STATED PROBLEM:
Exactly as written, print each record in the listing.

=======

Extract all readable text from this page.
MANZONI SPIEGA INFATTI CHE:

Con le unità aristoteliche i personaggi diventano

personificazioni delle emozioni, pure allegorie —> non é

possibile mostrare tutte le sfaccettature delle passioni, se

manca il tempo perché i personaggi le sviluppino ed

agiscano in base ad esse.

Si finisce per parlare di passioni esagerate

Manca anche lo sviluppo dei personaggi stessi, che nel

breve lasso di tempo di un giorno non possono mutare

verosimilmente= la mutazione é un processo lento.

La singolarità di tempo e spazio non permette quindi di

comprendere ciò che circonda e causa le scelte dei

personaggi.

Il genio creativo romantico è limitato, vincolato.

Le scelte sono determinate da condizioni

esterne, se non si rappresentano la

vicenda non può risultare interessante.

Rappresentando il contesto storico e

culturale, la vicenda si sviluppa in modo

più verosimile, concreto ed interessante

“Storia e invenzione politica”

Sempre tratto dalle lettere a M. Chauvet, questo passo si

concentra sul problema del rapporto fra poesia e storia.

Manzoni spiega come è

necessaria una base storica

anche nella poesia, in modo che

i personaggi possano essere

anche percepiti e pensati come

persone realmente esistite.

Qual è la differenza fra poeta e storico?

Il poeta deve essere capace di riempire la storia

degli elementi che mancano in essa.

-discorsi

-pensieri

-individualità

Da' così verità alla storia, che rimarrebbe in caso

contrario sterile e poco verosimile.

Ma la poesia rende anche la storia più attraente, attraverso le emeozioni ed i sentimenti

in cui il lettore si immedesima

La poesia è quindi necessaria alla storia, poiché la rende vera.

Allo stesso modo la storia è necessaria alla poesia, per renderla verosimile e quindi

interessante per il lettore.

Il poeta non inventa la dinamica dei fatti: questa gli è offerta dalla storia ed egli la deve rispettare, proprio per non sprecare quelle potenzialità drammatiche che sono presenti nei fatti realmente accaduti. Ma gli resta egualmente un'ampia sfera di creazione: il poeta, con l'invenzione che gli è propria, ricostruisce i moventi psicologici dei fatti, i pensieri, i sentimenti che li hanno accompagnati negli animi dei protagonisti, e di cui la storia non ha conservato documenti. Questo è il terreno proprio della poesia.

=======

SOLUTION TO THIS TASK:
Extract all readable text from this page.
MANZONI SPIEGA INFATTI CHE:

Con le unità aristoteliche i personaggi diventano

personificazioni delle emozioni, pure allegorie —> non é

possibile mostrare tutte le sfaccettature delle passioni, se

manca il tempo perché i personaggi le sviluppino ed

agiscano in base ad esse.

Si finisce per parlare di passioni esagerate

Manca anche lo sviluppo dei personaggi stessi, che nel

breve lasso di tempo di un giorno non possono mutare

verosimilmente= la mutazione é un processo lento.

La singolarità di tempo e spazio non permette quindi di

comprendere ciò che circonda e causa le scelte dei

personaggi.

Il genio creativo romantico è limitato, vincolato.

Le scelte sono determinate da condizioni

esterne, se non si rappresentano la

vicenda non può risultare interessante.

Rappresentando il contesto storico e

culturale, la vicenda si sviluppa in modo

più verosimile, concreto ed interessante

“Storia e invenzione politica”

Sempre tratto dalle lettere a M. Chauvet, questo passo si

concentra sul problema del rapporto fra poesia e storia.

Manzoni spiega come è

necessaria una base storica

anche nella poesia, in modo che

i personaggi possano essere

anche percepiti e pensati come

persone realmente esistite.

Qual è la differenza fra poeta e storico?

Il poeta deve essere capace di riempire la storia

degli elementi che mancano in essa.

-discorsi

-pensieri

-individualità

Da' così verità alla storia, che rimarrebbe in caso

contrario sterile e poco verosimile.

Ma la poesia rende anche la storia più attraente, attraverso le emeozioni ed i sentimenti

in cui il lettore si immedesima

La poesia è quindi necessaria alla storia, poiché la rende vera.

Allo stesso modo la storia è necessaria alla poesia, per renderla verosimile e quindi

interessante per il lettore.

Il poeta non inventa la dinamica dei fatti: questa gli è offerta dalla storia ed egli la deve rispettare, proprio per non sprecare quelle potenzialità drammatiche che sono presenti nei fatti realmente accaduti. Ma gli resta egualmente un'ampia sfera di creazione: il poeta, con l'invenzione che gli è propria, ricostruisce i moventi psicologici dei fatti, i pensieri, i sentimenti che li hanno accompagnati negli animi dei protagonisti, e di cui la storia non ha conservato documenti. Questo è il terreno proprio della poesia.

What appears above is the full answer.